What is expected: Copy out all the lines where "type" shows up.

Data to process:
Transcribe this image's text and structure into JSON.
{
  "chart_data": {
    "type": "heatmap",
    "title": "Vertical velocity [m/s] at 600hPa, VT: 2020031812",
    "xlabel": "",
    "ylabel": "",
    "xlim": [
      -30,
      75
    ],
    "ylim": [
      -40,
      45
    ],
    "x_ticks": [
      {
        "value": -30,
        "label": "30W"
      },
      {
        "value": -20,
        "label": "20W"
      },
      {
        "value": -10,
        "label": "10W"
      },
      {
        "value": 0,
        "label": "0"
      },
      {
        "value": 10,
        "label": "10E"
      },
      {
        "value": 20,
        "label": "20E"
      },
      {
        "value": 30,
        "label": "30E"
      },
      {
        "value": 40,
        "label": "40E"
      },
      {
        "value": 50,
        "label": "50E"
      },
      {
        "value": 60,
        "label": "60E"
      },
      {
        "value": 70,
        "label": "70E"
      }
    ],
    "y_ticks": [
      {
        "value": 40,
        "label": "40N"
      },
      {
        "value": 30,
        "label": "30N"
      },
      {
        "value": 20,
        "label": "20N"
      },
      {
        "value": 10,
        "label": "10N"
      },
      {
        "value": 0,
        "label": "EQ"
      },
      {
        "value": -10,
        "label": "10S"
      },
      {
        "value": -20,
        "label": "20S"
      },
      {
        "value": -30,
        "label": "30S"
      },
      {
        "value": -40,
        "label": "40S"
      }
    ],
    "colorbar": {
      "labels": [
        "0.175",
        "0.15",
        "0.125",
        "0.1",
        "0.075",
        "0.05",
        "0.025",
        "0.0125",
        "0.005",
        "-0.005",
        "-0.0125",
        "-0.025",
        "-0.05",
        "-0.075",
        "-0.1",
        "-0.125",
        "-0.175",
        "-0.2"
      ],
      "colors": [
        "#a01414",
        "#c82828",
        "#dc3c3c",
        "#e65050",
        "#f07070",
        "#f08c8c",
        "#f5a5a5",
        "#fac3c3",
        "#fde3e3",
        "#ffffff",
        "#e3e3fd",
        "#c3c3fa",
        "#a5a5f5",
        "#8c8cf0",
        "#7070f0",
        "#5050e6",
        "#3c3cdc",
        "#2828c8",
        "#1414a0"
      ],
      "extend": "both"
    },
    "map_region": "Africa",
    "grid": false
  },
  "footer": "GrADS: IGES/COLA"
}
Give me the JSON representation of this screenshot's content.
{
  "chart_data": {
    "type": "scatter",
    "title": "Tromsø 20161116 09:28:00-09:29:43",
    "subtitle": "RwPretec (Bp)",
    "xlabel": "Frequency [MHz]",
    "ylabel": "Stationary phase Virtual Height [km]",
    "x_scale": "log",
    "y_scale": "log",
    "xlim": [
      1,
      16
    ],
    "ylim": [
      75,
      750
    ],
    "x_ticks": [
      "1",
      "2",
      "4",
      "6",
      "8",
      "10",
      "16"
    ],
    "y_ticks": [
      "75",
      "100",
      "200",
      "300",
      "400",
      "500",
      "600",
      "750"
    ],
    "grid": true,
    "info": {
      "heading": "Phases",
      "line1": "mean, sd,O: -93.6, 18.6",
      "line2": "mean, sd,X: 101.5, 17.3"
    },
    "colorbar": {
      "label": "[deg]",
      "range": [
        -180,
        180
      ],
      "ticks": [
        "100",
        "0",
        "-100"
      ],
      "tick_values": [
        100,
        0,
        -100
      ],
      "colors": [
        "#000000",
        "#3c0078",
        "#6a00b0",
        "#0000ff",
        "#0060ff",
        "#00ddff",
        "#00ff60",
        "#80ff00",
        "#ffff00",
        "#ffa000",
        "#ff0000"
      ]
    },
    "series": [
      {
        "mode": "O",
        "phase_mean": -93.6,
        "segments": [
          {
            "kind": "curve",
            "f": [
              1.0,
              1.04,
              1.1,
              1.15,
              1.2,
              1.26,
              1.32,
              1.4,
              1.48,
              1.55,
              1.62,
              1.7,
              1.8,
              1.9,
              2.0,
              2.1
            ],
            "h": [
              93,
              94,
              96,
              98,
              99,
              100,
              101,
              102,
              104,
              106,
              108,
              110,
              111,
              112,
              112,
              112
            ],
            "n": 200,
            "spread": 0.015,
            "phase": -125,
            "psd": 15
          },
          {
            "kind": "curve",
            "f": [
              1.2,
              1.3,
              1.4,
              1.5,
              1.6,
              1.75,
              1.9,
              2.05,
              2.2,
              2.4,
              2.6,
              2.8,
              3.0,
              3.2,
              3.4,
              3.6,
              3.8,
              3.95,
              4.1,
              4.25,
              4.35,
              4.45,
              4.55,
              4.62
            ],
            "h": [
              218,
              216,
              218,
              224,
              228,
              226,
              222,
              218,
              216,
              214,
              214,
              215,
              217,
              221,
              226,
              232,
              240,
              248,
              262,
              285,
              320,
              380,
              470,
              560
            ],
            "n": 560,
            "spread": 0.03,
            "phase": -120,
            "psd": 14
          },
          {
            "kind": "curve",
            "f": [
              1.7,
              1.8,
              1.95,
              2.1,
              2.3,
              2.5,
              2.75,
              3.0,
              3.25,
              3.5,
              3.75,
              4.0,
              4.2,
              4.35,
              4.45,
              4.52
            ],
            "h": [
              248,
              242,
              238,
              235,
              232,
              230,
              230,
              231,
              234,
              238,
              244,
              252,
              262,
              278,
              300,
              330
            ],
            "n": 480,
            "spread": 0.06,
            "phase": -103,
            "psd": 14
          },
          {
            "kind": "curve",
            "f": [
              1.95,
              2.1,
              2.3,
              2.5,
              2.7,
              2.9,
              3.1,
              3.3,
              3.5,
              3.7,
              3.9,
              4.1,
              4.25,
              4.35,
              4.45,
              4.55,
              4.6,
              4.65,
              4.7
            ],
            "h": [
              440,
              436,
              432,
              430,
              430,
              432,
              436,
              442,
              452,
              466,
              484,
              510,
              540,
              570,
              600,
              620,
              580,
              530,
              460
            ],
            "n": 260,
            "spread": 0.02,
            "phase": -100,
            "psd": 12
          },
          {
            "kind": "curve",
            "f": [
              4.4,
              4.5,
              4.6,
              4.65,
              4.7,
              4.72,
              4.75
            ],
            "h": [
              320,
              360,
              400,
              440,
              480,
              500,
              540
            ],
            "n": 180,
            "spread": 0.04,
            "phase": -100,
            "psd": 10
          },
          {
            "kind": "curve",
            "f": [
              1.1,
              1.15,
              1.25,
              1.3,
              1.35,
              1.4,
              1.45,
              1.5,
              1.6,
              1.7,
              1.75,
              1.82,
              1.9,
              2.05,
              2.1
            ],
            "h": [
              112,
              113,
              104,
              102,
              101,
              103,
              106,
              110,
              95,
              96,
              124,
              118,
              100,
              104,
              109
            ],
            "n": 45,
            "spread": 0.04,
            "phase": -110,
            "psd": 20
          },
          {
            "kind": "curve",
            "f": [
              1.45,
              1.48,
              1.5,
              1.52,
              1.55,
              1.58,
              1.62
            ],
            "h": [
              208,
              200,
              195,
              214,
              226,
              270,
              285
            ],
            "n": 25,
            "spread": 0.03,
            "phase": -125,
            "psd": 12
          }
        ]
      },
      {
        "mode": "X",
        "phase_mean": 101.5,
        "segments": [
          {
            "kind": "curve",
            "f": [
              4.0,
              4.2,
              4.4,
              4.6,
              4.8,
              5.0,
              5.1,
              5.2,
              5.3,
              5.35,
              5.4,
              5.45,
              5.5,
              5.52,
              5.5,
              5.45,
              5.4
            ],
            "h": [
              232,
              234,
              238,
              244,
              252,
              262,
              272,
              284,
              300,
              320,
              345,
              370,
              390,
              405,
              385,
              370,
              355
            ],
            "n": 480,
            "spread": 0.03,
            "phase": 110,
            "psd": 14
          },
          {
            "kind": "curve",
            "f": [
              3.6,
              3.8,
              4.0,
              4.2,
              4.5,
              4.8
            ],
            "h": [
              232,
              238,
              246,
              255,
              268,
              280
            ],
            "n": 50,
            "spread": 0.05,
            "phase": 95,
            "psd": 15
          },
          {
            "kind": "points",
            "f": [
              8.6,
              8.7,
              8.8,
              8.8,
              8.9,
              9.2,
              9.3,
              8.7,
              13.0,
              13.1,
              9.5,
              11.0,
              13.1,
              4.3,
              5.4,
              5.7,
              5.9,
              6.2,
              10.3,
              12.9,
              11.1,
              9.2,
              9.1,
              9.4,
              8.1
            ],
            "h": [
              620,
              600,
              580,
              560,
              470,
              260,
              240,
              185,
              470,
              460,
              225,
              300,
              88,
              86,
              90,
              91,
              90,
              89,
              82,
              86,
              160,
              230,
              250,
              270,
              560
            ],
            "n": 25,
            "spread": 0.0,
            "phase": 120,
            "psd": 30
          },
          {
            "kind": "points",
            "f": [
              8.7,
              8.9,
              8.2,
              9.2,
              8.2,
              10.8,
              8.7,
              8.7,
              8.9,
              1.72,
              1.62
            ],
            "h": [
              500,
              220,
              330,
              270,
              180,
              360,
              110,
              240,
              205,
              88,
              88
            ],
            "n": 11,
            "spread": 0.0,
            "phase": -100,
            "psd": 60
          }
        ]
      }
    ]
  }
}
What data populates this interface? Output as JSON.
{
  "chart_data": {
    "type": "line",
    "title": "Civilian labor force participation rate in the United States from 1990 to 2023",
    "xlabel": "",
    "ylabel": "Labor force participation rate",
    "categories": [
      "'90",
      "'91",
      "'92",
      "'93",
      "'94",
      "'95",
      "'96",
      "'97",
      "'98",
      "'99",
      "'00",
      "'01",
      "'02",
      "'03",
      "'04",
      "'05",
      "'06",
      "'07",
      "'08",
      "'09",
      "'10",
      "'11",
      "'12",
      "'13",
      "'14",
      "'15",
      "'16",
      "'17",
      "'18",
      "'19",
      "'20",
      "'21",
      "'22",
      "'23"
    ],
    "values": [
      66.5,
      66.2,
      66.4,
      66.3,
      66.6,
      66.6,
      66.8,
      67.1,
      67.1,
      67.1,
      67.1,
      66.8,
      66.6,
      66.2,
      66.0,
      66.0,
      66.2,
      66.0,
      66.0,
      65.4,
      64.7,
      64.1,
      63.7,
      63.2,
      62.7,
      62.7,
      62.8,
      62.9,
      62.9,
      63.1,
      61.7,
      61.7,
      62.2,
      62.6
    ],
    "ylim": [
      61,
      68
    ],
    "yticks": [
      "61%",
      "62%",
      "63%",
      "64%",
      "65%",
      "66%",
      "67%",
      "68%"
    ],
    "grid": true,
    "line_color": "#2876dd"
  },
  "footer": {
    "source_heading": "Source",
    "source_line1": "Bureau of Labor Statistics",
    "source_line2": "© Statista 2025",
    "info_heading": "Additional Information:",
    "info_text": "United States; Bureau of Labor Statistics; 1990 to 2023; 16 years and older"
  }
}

Solution for this task:
    "type": "heatmap",
    "type": "scatter",
    "type": "line",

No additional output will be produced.